Provided data =
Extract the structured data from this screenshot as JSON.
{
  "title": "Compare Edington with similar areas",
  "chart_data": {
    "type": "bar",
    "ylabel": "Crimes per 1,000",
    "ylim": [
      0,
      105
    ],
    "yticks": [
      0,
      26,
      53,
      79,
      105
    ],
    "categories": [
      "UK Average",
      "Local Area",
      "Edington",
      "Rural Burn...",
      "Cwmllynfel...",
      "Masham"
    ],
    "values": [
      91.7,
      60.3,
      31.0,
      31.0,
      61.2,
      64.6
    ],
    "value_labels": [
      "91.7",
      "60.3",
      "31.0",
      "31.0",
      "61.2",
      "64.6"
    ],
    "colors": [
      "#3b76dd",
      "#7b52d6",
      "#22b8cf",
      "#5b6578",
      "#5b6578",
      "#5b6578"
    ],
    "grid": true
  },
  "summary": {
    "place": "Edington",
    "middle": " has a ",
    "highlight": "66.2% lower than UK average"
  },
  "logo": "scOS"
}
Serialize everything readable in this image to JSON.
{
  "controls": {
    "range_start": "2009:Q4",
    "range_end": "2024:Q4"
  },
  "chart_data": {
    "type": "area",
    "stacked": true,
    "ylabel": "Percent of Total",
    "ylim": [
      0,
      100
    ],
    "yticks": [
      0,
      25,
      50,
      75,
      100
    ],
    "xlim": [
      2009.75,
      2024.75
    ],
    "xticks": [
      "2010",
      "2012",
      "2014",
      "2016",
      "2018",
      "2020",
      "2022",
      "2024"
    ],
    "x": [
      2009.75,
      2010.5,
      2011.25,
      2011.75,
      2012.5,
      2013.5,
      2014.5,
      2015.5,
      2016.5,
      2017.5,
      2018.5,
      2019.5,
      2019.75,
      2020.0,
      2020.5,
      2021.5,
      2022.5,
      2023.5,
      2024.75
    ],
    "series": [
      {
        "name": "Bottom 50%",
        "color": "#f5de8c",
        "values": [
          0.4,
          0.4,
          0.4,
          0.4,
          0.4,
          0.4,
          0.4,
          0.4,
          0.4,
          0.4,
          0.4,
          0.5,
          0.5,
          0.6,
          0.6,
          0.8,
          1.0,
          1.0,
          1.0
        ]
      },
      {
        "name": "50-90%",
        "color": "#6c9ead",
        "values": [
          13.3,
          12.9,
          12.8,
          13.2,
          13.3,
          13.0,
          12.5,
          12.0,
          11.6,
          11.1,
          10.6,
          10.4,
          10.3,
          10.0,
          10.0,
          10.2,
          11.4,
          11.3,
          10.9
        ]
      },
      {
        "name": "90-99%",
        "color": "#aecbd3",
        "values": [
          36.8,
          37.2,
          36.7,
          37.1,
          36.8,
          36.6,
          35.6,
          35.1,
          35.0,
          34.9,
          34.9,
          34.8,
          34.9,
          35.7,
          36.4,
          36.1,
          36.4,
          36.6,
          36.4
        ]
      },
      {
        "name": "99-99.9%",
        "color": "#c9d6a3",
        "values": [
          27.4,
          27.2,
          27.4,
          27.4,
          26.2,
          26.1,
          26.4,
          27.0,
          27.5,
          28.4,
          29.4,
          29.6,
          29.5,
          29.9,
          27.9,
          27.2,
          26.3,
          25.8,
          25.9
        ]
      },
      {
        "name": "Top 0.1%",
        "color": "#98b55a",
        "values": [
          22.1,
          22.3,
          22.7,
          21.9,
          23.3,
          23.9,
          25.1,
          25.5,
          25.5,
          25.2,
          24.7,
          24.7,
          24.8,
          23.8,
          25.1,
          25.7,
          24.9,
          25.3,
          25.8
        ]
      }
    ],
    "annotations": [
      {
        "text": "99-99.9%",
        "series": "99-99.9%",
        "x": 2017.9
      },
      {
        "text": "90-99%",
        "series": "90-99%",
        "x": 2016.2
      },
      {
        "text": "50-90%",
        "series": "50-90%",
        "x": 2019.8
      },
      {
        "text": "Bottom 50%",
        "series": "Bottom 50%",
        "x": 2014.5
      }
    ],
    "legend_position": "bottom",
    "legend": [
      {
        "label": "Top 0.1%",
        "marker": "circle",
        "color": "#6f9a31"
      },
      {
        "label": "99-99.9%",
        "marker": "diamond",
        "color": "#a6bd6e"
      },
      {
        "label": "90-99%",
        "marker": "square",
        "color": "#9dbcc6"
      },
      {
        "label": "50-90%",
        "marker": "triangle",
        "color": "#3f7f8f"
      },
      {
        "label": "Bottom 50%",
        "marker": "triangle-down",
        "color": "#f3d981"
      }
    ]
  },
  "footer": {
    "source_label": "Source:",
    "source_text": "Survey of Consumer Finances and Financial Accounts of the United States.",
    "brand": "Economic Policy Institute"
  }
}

Written exercise = Extract the full listing above without alteration.

Result =
Extract the structured data from this screenshot as JSON.
{
  "title": "Compare Edington with similar areas",
  "chart_data": {
    "type": "bar",
    "ylabel": "Crimes per 1,000",
    "ylim": [
      0,
      105
    ],
    "yticks": [
      0,
      26,
      53,
      79,
      105
    ],
    "categories": [
      "UK Average",
      "Local Area",
      "Edington",
      "Rural Burn...",
      "Cwmllynfel...",
      "Masham"
    ],
    "values": [
      91.7,
      60.3,
      31.0,
      31.0,
      61.2,
      64.6
    ],
    "value_labels": [
      "91.7",
      "60.3",
      "31.0",
      "31.0",
      "61.2",
      "64.6"
    ],
    "colors": [
      "#3b76dd",
      "#7b52d6",
      "#22b8cf",
      "#5b6578",
      "#5b6578",
      "#5b6578"
    ],
    "grid": true
  },
  "summary": {
    "place": "Edington",
    "middle": " has a ",
    "highlight": "66.2% lower than UK average"
  },
  "logo": "scOS"
}
Serialize everything readable in this image to JSON.
{
  "controls": {
    "range_start": "2009:Q4",
    "range_end": "2024:Q4"
  },
  "chart_data": {
    "type": "area",
    "stacked": true,
    "ylabel": "Percent of Total",
    "ylim": [
      0,
      100
    ],
    "yticks": [
      0,
      25,
      50,
      75,
      100
    ],
    "xlim": [
      2009.75,
      2024.75
    ],
    "xticks": [
      "2010",
      "2012",
      "2014",
      "2016",
      "2018",
      "2020",
      "2022",
      "2024"
    ],
    "x": [
      2009.75,
      2010.5,
      2011.25,
      2011.75,
      2012.5,
      2013.5,
      2014.5,
      2015.5,
      2016.5,
      2017.5,
      2018.5,
      2019.5,
      2019.75,
      2020.0,
      2020.5,
      2021.5,
      2022.5,
      2023.5,
      2024.75
    ],
    "series": [
      {
        "name": "Bottom 50%",
        "color": "#f5de8c",
        "values": [
          0.4,
          0.4,
          0.4,
          0.4,
          0.4,
          0.4,
          0.4,
          0.4,
          0.4,
          0.4,
          0.4,
          0.5,
          0.5,
          0.6,
          0.6,
          0.8,
          1.0,
          1.0,
          1.0
        ]
      },
      {
        "name": "50-90%",
        "color": "#6c9ead",
        "values": [
          13.3,
          12.9,
          12.8,
          13.2,
          13.3,
          13.0,
          12.5,
          12.0,
          11.6,
          11.1,
          10.6,
          10.4,
          10.3,
          10.0,
          10.0,
          10.2,
          11.4,
          11.3,
          10.9
        ]
      },
      {
        "name": "90-99%",
        "color": "#aecbd3",
        "values": [
          36.8,
          37.2,
          36.7,
          37.1,
          36.8,
          36.6,
          35.6,
          35.1,
          35.0,
          34.9,
          34.9,
          34.8,
          34.9,
          35.7,
          36.4,
          36.1,
          36.4,
          36.6,
          36.4
        ]
      },
      {
        "name": "99-99.9%",
        "color": "#c9d6a3",
        "values": [
          27.4,
          27.2,
          27.4,
          27.4,
          26.2,
          26.1,
          26.4,
          27.0,
          27.5,
          28.4,
          29.4,
          29.6,
          29.5,
          29.9,
          27.9,
          27.2,
          26.3,
          25.8,
          25.9
        ]
      },
      {
        "name": "Top 0.1%",
        "color": "#98b55a",
        "values": [
          22.1,
          22.3,
          22.7,
          21.9,
          23.3,
          23.9,
          25.1,
          25.5,
          25.5,
          25.2,
          24.7,
          24.7,
          24.8,
          23.8,
          25.1,
          25.7,
          24.9,
          25.3,
          25.8
        ]
      }
    ],
    "annotations": [
      {
        "text": "99-99.9%",
        "series": "99-99.9%",
        "x": 2017.9
      },
      {
        "text": "90-99%",
        "series": "90-99%",
        "x": 2016.2
      },
      {
        "text": "50-90%",
        "series": "50-90%",
        "x": 2019.8
      },
      {
        "text": "Bottom 50%",
        "series": "Bottom 50%",
        "x": 2014.5
      }
    ],
    "legend_position": "bottom",
    "legend": [
      {
        "label": "Top 0.1%",
        "marker": "circle",
        "color": "#6f9a31"
      },
      {
        "label": "99-99.9%",
        "marker": "diamond",
        "color": "#a6bd6e"
      },
      {
        "label": "90-99%",
        "marker": "square",
        "color": "#9dbcc6"
      },
      {
        "label": "50-90%",
        "marker": "triangle",
        "color": "#3f7f8f"
      },
      {
        "label": "Bottom 50%",
        "marker": "triangle-down",
        "color": "#f3d981"
      }
    ]
  },
  "footer": {
    "source_label": "Source:",
    "source_text": "Survey of Consumer Finances and Financial Accounts of the United States.",
    "brand": "Economic Policy Institute"
  }
}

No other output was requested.